/---

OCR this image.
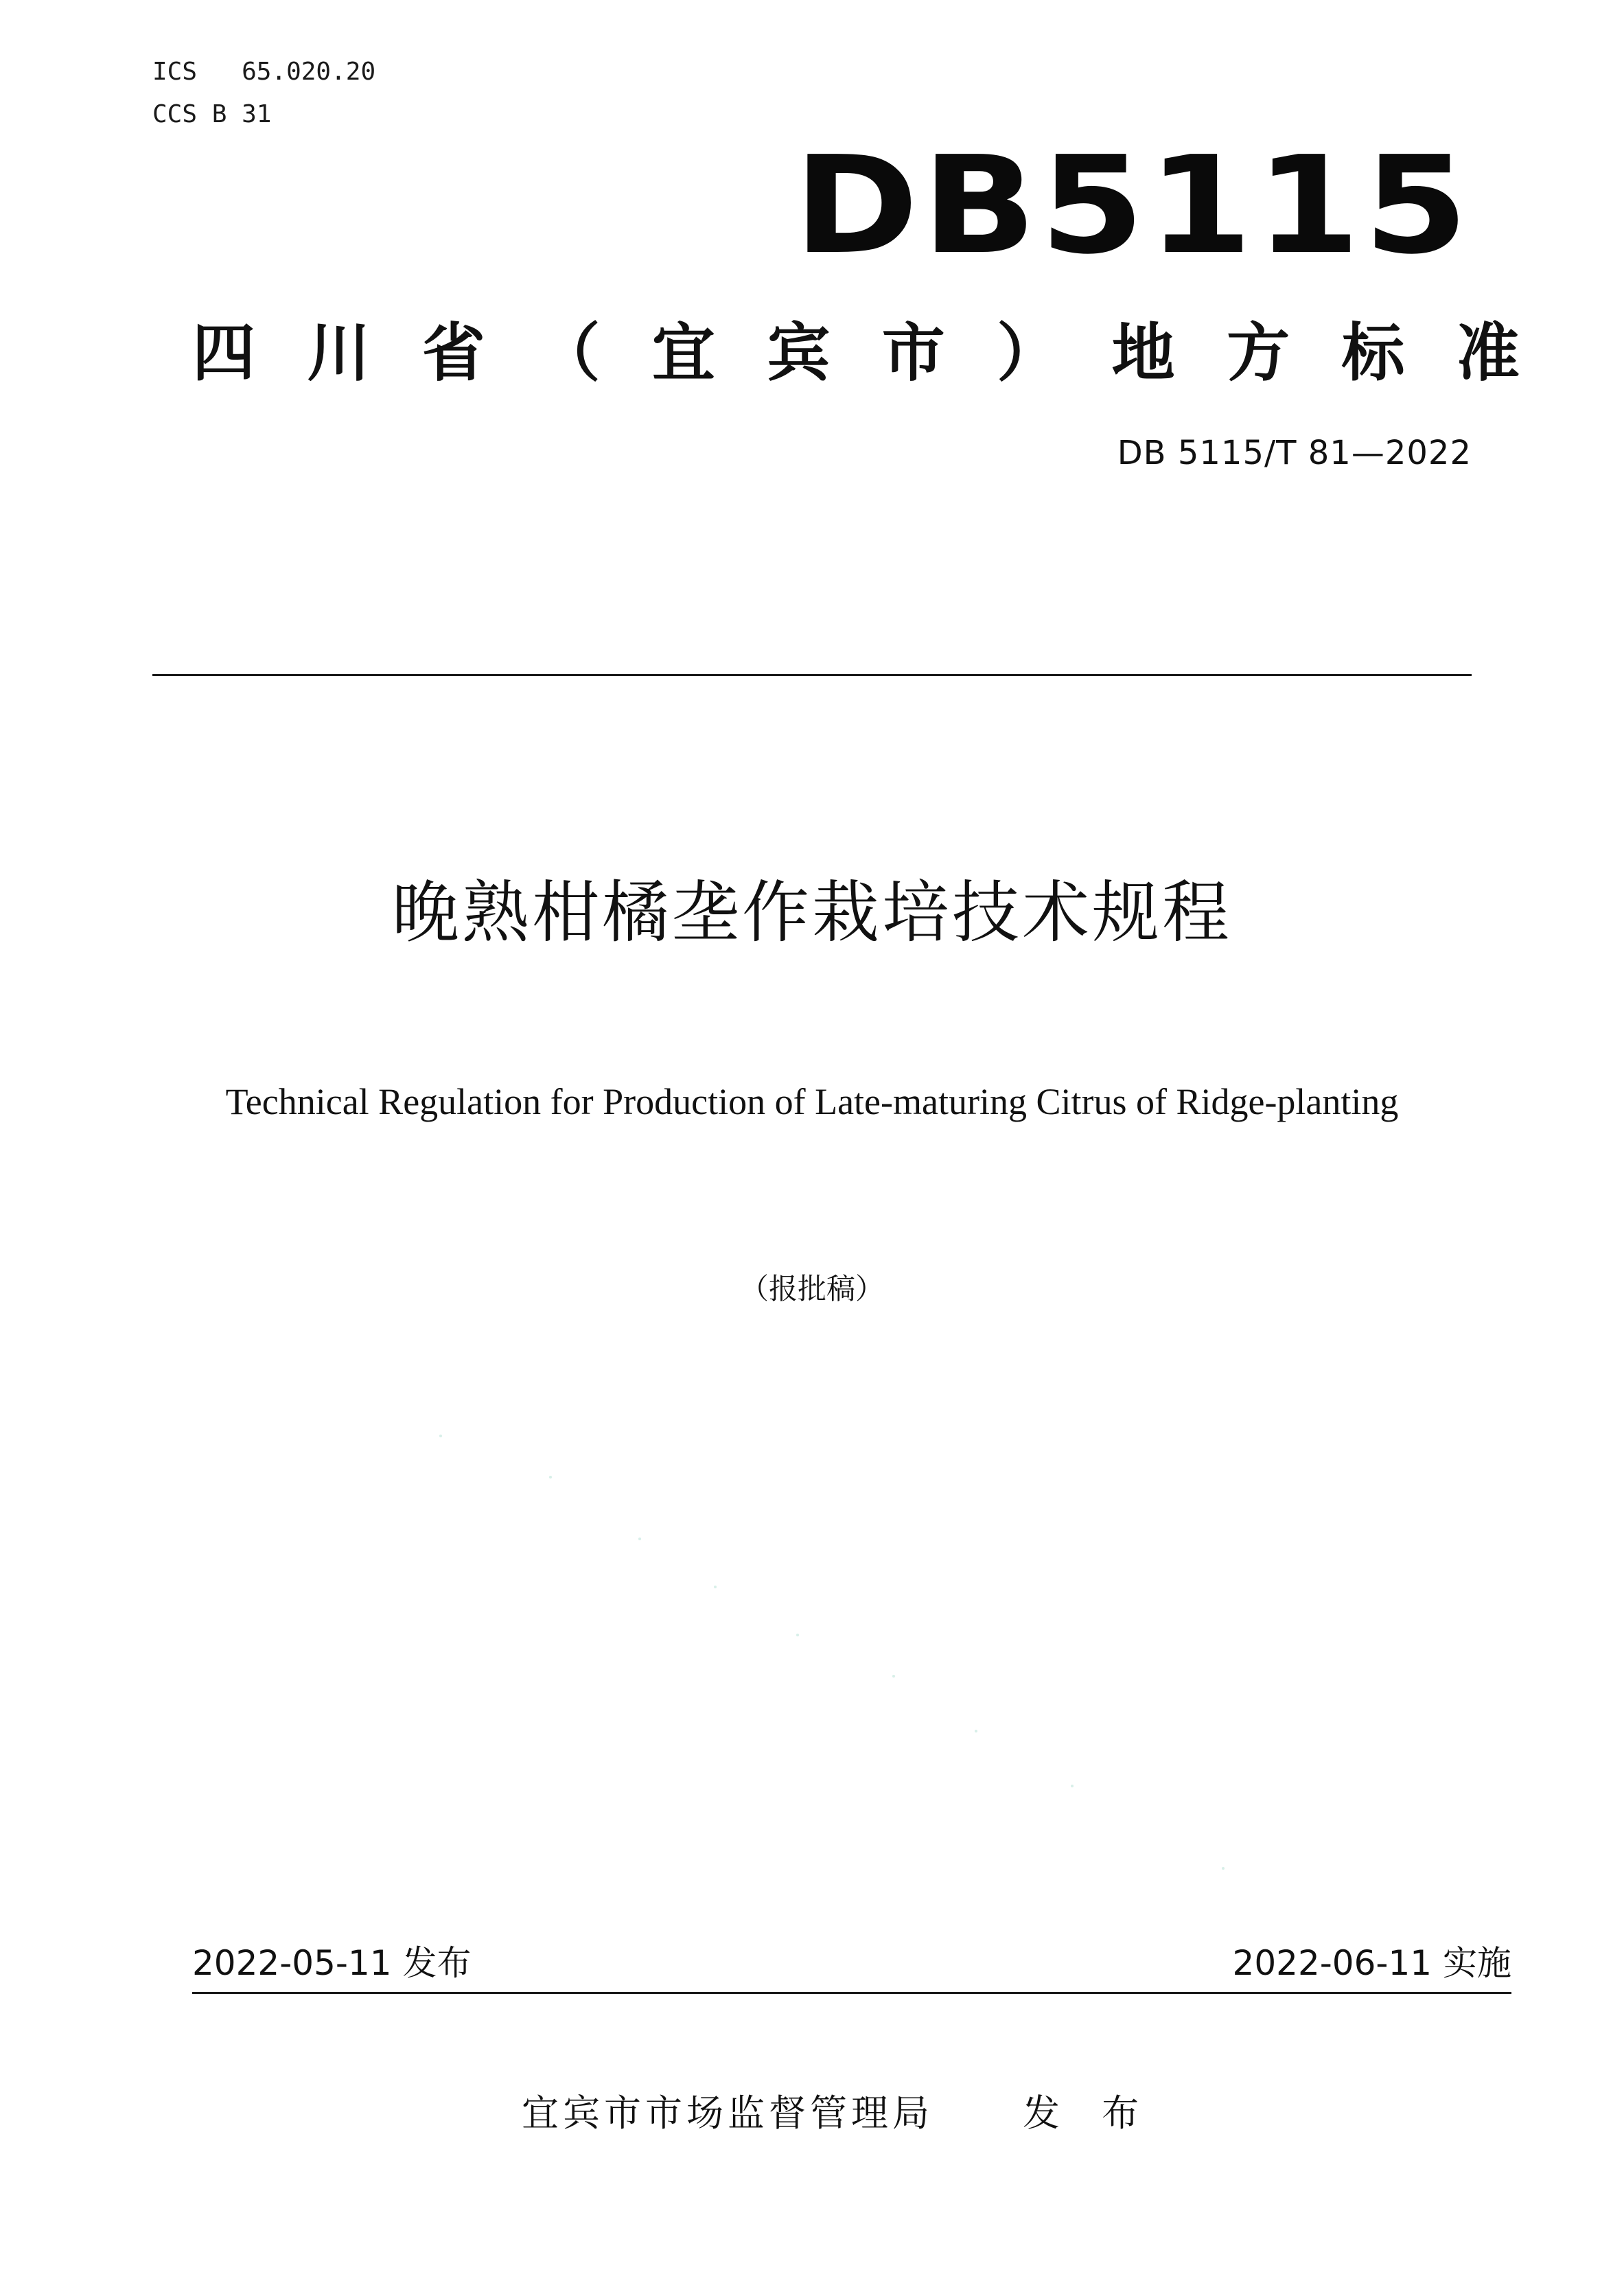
ICS 65.020.20
CCS B 31
DB5115
四 川 省 （ 宜 宾 市 ） 地 方 标 准
DB 5115/T 81—2022
晚熟柑橘垄作栽培技术规程
Technical Regulation for Production of Late-maturing Citrus of Ridge-planting
（报批稿）
2022-05-11 发布	2022-06-11 实施
宜宾市市场监督管理局 发 布
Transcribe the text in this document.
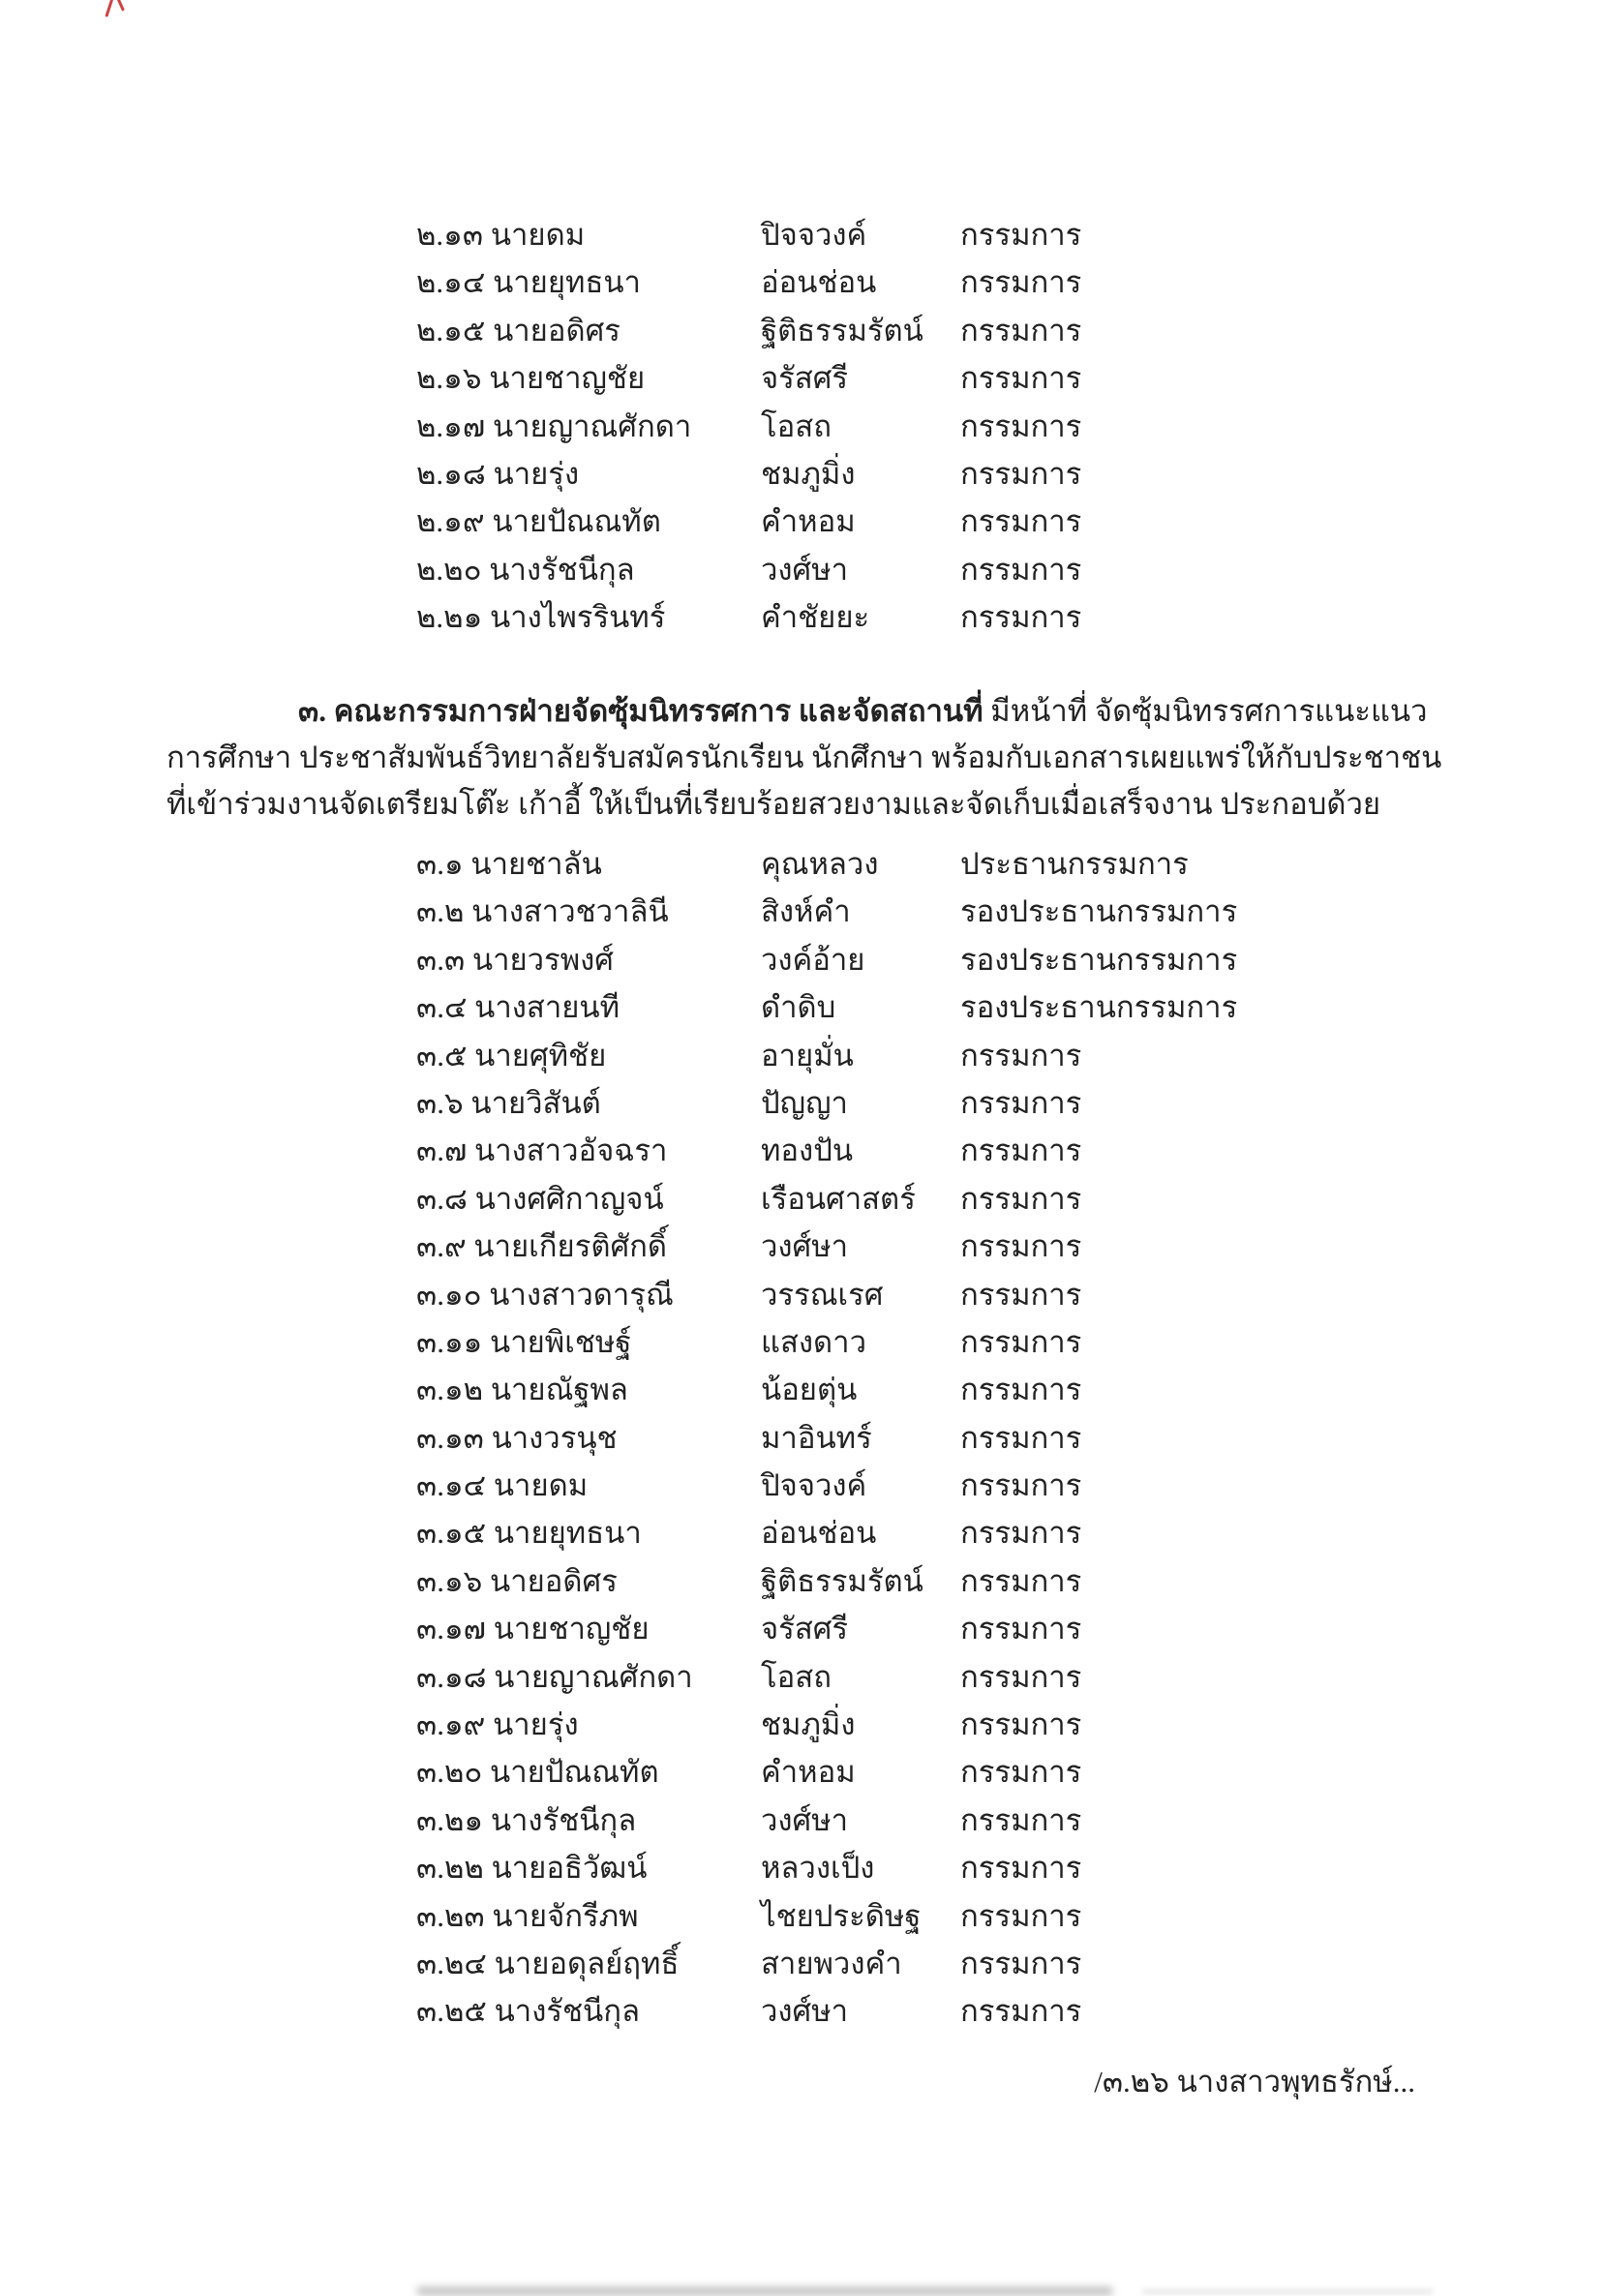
๒.๑๓ นายดม	ปิจจวงค์	กรรมการ
๒.๑๔ นายยุทธนา	อ่อนช่อน	กรรมการ
๒.๑๕ นายอดิศร	ฐิติธรรมรัตน์	กรรมการ
๒.๑๖ นายชาญชัย	จรัสศรี	กรรมการ
๒.๑๗ นายญาณศักดา	โอสถ	กรรมการ
๒.๑๘ นายรุ่ง	ชมภูมิ่ง	กรรมการ
๒.๑๙ นายปัณณทัต	คำหอม	กรรมการ
๒.๒๐ นางรัชนีกุล	วงศ์ษา	กรรมการ
๒.๒๑ นางไพรรินทร์	คำชัยยะ	กรรมการ
๓. คณะกรรมการฝ่ายจัดซุ้มนิทรรศการ และจัดสถานที่ มีหน้าที่ จัดซุ้มนิทรรศการแนะแนว
การศึกษา ประชาสัมพันธ์วิทยาลัยรับสมัครนักเรียน นักศึกษา พร้อมกับเอกสารเผยแพร่ให้กับประชาชน
ที่เข้าร่วมงานจัดเตรียมโต๊ะ เก้าอี้ ให้เป็นที่เรียบร้อยสวยงามและจัดเก็บเมื่อเสร็จงาน ประกอบด้วย
๓.๑ นายชาลัน	คุณหลวง	ประธานกรรมการ
๓.๒ นางสาวชวาลินี	สิงห์คำ	รองประธานกรรมการ
๓.๓ นายวรพงศ์	วงค์อ้าย	รองประธานกรรมการ
๓.๔ นางสายนที	ดำดิบ	รองประธานกรรมการ
๓.๕ นายศุทิชัย	อายุมั่น	กรรมการ
๓.๖ นายวิสันต์	ปัญญา	กรรมการ
๓.๗ นางสาวอัจฉรา	ทองปัน	กรรมการ
๓.๘ นางศศิกาญจน์	เรือนศาสตร์	กรรมการ
๓.๙ นายเกียรติศักดิ์	วงศ์ษา	กรรมการ
๓.๑๐ นางสาวดารุณี	วรรณเรศ	กรรมการ
๓.๑๑ นายพิเชษฐ์	แสงดาว	กรรมการ
๓.๑๒ นายณัฐพล	น้อยตุ่น	กรรมการ
๓.๑๓ นางวรนุช	มาอินทร์	กรรมการ
๓.๑๔ นายดม	ปิจจวงค์	กรรมการ
๓.๑๕ นายยุทธนา	อ่อนช่อน	กรรมการ
๓.๑๖ นายอดิศร	ฐิติธรรมรัตน์	กรรมการ
๓.๑๗ นายชาญชัย	จรัสศรี	กรรมการ
๓.๑๘ นายญาณศักดา	โอสถ	กรรมการ
๓.๑๙ นายรุ่ง	ชมภูมิ่ง	กรรมการ
๓.๒๐ นายปัณณทัต	คำหอม	กรรมการ
๓.๒๑ นางรัชนีกุล	วงศ์ษา	กรรมการ
๓.๒๒ นายอธิวัฒน์	หลวงเป็ง	กรรมการ
๓.๒๓ นายจักรีภพ	ไชยประดิษฐ	กรรมการ
๓.๒๔ นายอดุลย์ฤทธิ์	สายพวงคำ	กรรมการ
๓.๒๕ นางรัชนีกุล	วงศ์ษา	กรรมการ
/๓.๒๖ นางสาวพุทธรักษ์...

\---

TASK REQUIREMENTS. The records above need to be given again exactly. Omit the pictures.

COMPLETED TASK.
OCR this image.
ICS 65.020.20
CCS B 31
DB5115
四 川 省 （ 宜 宾 市 ） 地 方 标 准
DB 5115/T 81—2022
晚熟柑橘垄作栽培技术规程
Technical Regulation for Production of Late-maturing Citrus of Ridge-planting
（报批稿）
2022-05-11 发布	2022-06-11 实施
宜宾市市场监督管理局 发 布
Transcribe the text in this document.
๒.๑๓ นายดม	ปิจจวงค์	กรรมการ
๒.๑๔ นายยุทธนา	อ่อนช่อน	กรรมการ
๒.๑๕ นายอดิศร	ฐิติธรรมรัตน์	กรรมการ
๒.๑๖ นายชาญชัย	จรัสศรี	กรรมการ
๒.๑๗ นายญาณศักดา	โอสถ	กรรมการ
๒.๑๘ นายรุ่ง	ชมภูมิ่ง	กรรมการ
๒.๑๙ นายปัณณทัต	คำหอม	กรรมการ
๒.๒๐ นางรัชนีกุล	วงศ์ษา	กรรมการ
๒.๒๑ นางไพรรินทร์	คำชัยยะ	กรรมการ
๓. คณะกรรมการฝ่ายจัดซุ้มนิทรรศการ และจัดสถานที่ มีหน้าที่ จัดซุ้มนิทรรศการแนะแนว
การศึกษา ประชาสัมพันธ์วิทยาลัยรับสมัครนักเรียน นักศึกษา พร้อมกับเอกสารเผยแพร่ให้กับประชาชน
ที่เข้าร่วมงานจัดเตรียมโต๊ะ เก้าอี้ ให้เป็นที่เรียบร้อยสวยงามและจัดเก็บเมื่อเสร็จงาน ประกอบด้วย
๓.๑ นายชาลัน	คุณหลวง	ประธานกรรมการ
๓.๒ นางสาวชวาลินี	สิงห์คำ	รองประธานกรรมการ
๓.๓ นายวรพงศ์	วงค์อ้าย	รองประธานกรรมการ
๓.๔ นางสายนที	ดำดิบ	รองประธานกรรมการ
๓.๕ นายศุทิชัย	อายุมั่น	กรรมการ
๓.๖ นายวิสันต์	ปัญญา	กรรมการ
๓.๗ นางสาวอัจฉรา	ทองปัน	กรรมการ
๓.๘ นางศศิกาญจน์	เรือนศาสตร์	กรรมการ
๓.๙ นายเกียรติศักดิ์	วงศ์ษา	กรรมการ
๓.๑๐ นางสาวดารุณี	วรรณเรศ	กรรมการ
๓.๑๑ นายพิเชษฐ์	แสงดาว	กรรมการ
๓.๑๒ นายณัฐพล	น้อยตุ่น	กรรมการ
๓.๑๓ นางวรนุช	มาอินทร์	กรรมการ
๓.๑๔ นายดม	ปิจจวงค์	กรรมการ
๓.๑๕ นายยุทธนา	อ่อนช่อน	กรรมการ
๓.๑๖ นายอดิศร	ฐิติธรรมรัตน์	กรรมการ
๓.๑๗ นายชาญชัย	จรัสศรี	กรรมการ
๓.๑๘ นายญาณศักดา	โอสถ	กรรมการ
๓.๑๙ นายรุ่ง	ชมภูมิ่ง	กรรมการ
๓.๒๐ นายปัณณทัต	คำหอม	กรรมการ
๓.๒๑ นางรัชนีกุล	วงศ์ษา	กรรมการ
๓.๒๒ นายอธิวัฒน์	หลวงเป็ง	กรรมการ
๓.๒๓ นายจักรีภพ	ไชยประดิษฐ	กรรมการ
๓.๒๔ นายอดุลย์ฤทธิ์	สายพวงคำ	กรรมการ
๓.๒๕ นางรัชนีกุล	วงศ์ษา	กรรมการ
/๓.๒๖ นางสาวพุทธรักษ์...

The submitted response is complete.